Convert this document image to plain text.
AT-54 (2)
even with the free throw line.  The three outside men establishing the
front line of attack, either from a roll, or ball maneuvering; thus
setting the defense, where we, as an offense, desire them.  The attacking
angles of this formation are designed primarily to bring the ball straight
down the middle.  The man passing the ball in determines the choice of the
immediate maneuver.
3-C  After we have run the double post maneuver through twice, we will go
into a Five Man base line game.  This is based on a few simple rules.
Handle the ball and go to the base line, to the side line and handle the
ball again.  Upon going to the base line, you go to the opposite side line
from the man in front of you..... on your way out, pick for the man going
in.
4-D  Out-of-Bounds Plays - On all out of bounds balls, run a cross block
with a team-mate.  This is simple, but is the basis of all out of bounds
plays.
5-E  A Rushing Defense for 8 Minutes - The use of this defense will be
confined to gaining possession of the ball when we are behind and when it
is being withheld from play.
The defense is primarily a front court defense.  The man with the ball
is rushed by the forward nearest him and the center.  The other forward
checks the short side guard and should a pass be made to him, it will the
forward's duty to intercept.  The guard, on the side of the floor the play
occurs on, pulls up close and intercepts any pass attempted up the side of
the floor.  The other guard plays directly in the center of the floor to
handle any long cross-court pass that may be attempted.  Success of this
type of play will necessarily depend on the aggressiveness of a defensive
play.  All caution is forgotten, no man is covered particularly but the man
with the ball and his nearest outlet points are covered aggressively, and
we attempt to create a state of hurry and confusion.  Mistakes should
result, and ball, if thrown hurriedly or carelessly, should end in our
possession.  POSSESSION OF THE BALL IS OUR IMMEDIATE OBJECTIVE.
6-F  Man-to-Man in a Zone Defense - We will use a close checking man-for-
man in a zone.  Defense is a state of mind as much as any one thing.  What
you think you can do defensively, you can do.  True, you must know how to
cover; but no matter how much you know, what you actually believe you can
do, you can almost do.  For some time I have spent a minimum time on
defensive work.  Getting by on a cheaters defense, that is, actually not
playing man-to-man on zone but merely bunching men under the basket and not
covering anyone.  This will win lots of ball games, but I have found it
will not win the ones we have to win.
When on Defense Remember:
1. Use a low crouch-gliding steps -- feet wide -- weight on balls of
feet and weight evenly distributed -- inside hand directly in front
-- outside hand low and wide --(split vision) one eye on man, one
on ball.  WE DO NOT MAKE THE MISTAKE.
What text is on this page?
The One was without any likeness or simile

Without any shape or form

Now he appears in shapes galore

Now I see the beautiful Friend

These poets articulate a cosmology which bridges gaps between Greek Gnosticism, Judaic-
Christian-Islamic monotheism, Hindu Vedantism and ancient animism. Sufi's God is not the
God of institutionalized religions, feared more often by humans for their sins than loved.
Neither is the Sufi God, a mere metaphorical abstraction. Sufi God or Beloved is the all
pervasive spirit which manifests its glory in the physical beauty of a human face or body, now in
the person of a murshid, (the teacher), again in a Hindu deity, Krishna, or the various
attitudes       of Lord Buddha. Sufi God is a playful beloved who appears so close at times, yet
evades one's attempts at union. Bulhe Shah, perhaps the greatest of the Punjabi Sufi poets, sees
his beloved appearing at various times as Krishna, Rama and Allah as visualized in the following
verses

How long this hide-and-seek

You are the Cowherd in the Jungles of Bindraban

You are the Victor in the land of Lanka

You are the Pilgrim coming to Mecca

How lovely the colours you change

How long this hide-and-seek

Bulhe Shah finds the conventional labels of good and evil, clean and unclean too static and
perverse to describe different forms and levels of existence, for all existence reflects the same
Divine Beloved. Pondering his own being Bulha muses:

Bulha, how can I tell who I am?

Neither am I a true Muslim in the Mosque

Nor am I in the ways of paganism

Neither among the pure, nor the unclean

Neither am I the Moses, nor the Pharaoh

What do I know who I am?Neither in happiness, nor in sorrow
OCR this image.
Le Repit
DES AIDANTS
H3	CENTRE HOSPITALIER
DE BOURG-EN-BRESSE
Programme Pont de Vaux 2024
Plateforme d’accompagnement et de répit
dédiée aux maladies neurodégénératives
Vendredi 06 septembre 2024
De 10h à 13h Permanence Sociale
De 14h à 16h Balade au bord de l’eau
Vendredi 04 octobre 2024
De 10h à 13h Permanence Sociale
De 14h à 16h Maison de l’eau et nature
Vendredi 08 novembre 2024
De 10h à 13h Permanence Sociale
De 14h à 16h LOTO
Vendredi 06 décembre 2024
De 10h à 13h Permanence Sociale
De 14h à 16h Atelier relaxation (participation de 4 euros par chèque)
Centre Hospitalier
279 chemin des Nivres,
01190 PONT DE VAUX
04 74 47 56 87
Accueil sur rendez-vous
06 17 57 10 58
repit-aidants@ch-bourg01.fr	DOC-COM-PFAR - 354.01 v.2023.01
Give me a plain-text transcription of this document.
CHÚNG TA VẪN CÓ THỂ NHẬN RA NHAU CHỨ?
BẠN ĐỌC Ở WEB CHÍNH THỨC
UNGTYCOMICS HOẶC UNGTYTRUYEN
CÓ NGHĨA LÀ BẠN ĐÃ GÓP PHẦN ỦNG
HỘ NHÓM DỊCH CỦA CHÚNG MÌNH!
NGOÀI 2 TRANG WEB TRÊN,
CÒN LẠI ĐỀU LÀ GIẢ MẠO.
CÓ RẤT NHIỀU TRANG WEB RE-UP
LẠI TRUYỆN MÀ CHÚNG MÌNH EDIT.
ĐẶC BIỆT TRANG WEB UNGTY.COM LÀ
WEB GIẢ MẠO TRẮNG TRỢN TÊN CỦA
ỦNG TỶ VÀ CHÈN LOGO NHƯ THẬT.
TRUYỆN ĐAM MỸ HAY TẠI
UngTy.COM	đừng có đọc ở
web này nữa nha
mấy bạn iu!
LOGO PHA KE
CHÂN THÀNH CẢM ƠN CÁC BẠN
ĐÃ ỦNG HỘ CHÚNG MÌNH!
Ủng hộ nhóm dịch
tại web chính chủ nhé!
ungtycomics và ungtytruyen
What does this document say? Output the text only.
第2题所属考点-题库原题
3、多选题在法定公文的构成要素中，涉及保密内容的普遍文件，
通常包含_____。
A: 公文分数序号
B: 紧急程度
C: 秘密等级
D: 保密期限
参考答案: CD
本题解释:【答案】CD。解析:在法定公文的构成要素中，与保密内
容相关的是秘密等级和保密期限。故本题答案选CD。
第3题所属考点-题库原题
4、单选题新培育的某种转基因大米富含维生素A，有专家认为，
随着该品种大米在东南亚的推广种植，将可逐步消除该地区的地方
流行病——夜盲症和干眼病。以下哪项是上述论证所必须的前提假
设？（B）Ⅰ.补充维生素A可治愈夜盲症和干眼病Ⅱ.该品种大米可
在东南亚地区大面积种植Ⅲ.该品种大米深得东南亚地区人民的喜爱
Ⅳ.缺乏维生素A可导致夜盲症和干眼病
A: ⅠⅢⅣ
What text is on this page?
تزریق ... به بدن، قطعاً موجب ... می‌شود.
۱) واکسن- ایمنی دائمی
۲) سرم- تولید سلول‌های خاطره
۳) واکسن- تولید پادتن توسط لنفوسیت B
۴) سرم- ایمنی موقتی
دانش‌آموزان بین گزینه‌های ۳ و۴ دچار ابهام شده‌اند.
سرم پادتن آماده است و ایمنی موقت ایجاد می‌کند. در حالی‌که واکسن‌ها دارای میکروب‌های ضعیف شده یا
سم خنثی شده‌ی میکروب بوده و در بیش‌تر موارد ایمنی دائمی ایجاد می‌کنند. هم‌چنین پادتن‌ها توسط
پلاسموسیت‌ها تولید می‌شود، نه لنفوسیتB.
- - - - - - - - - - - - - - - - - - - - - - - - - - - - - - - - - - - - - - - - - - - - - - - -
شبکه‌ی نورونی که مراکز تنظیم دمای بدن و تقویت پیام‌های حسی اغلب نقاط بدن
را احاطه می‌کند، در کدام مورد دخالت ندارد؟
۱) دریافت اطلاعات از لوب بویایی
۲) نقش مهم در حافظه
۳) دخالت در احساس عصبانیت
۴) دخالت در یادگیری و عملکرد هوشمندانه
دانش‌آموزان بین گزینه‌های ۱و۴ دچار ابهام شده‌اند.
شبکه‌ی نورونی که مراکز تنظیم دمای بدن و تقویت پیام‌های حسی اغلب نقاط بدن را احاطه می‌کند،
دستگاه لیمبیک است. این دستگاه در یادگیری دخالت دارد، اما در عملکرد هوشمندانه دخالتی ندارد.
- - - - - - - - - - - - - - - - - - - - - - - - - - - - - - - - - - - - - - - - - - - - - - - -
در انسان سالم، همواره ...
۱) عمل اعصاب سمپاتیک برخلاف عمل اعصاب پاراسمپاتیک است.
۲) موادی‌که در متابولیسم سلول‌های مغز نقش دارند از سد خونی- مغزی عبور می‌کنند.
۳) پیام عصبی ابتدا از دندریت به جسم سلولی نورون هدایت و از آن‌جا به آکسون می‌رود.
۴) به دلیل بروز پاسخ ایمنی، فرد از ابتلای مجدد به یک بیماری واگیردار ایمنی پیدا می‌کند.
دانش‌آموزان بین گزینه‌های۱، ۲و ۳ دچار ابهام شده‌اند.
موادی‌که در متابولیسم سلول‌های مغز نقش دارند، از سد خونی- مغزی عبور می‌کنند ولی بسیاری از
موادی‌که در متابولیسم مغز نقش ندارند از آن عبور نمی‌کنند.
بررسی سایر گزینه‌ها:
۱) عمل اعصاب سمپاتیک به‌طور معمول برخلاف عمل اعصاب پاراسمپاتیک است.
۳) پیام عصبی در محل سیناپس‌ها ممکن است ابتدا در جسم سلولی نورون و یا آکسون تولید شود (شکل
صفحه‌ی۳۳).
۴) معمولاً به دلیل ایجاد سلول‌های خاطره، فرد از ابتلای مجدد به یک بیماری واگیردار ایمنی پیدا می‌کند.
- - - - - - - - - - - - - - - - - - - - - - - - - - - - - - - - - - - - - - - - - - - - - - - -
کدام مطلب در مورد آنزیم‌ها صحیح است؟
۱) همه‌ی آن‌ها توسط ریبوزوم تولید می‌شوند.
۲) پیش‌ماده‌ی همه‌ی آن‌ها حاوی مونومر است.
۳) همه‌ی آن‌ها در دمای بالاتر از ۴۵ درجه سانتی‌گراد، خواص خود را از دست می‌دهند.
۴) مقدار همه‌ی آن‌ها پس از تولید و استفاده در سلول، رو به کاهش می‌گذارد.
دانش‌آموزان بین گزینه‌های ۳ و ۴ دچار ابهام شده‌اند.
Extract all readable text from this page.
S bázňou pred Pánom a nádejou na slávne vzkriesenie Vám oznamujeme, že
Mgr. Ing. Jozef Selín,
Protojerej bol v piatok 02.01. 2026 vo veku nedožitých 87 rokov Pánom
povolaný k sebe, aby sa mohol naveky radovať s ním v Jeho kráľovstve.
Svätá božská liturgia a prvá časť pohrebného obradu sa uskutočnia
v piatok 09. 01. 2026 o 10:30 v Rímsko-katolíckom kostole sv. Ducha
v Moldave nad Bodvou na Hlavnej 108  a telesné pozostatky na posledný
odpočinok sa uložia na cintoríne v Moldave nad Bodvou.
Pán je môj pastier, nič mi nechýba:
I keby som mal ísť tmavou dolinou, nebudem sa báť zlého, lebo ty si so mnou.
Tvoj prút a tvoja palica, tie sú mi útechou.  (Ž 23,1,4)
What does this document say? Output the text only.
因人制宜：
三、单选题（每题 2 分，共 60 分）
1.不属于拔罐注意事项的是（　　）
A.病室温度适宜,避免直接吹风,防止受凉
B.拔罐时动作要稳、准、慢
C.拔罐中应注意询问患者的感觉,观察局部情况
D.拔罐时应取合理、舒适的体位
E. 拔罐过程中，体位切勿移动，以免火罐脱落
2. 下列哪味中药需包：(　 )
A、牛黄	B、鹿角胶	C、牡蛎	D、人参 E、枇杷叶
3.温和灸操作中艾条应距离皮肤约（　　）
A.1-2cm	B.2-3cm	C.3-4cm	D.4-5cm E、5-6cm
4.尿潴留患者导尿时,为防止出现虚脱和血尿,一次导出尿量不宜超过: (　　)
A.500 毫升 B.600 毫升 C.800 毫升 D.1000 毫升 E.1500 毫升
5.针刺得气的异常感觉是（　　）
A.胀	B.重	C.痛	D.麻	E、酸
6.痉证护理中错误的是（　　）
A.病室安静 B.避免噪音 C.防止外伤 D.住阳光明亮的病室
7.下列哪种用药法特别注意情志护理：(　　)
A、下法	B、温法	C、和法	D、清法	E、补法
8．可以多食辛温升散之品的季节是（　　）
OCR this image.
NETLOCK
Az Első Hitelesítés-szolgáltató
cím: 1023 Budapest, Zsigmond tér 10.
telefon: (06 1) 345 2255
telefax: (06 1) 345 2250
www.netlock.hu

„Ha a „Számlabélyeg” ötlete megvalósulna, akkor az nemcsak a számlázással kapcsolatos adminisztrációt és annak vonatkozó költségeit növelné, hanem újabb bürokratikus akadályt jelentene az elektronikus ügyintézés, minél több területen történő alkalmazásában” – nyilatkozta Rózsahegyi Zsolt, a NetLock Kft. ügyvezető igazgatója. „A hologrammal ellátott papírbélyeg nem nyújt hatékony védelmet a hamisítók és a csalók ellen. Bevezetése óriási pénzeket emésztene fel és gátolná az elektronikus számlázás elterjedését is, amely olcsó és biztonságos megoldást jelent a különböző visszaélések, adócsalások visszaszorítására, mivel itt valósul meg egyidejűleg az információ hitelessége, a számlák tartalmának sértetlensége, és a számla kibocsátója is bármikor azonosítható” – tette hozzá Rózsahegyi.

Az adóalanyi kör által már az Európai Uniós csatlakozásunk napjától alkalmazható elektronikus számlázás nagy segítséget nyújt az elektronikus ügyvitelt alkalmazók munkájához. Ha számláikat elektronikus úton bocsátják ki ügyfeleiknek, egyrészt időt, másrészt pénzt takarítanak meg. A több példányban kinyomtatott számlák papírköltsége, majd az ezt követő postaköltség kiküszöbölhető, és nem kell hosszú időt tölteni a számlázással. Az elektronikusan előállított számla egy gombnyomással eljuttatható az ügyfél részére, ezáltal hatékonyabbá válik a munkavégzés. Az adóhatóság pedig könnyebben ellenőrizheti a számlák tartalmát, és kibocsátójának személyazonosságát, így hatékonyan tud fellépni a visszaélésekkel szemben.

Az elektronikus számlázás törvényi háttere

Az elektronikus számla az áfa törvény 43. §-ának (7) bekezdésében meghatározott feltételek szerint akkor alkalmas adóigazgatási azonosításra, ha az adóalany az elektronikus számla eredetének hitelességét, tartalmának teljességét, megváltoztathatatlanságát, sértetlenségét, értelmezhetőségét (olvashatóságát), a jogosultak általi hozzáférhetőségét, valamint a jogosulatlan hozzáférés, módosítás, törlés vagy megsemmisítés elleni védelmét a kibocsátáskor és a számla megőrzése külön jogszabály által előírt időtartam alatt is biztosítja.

++++++++++

• **Exercise directions**
Go through the records and show every line with the string "TRUYỆN" in it.

• **Written response**
LẠI TRUYỆN MÀ CHÚNG MÌNH EDIT.
TRUYỆN ĐAM MỸ HAY TẠI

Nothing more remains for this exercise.